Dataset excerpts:
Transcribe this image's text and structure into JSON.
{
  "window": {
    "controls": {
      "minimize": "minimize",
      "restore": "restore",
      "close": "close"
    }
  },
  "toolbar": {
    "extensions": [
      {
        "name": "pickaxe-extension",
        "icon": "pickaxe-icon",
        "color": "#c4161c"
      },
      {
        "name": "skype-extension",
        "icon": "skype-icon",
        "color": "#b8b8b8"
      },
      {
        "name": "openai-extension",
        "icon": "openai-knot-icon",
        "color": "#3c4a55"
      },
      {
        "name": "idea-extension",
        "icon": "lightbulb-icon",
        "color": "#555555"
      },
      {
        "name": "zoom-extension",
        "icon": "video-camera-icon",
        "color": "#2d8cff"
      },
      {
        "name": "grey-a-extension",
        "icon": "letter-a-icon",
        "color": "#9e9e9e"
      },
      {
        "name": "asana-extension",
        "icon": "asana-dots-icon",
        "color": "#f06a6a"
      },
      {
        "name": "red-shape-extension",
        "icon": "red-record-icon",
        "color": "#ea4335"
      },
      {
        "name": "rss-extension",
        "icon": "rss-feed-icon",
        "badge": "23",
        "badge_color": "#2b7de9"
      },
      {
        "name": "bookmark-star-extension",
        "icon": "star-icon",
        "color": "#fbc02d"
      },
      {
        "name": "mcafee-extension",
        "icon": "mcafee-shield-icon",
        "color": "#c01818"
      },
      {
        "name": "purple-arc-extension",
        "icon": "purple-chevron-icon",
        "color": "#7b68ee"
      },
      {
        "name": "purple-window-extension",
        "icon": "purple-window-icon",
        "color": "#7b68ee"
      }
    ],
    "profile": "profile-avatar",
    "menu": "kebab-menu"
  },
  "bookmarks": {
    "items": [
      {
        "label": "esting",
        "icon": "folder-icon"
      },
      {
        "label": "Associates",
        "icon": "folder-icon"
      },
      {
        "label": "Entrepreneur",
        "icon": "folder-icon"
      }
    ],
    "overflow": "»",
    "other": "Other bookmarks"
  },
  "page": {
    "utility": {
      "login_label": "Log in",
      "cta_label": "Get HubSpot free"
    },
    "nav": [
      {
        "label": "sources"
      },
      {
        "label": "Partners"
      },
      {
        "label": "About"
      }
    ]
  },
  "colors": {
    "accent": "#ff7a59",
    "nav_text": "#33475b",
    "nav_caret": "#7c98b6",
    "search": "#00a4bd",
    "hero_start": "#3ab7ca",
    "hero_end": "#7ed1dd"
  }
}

Exercise details:
Show all lines from the records above where the word "purple" occurs.

Answer:
        "name": "purple-arc-extension",
        "icon": "purple-chevron-icon",
        "name": "purple-window-extension",
        "icon": "purple-window-icon",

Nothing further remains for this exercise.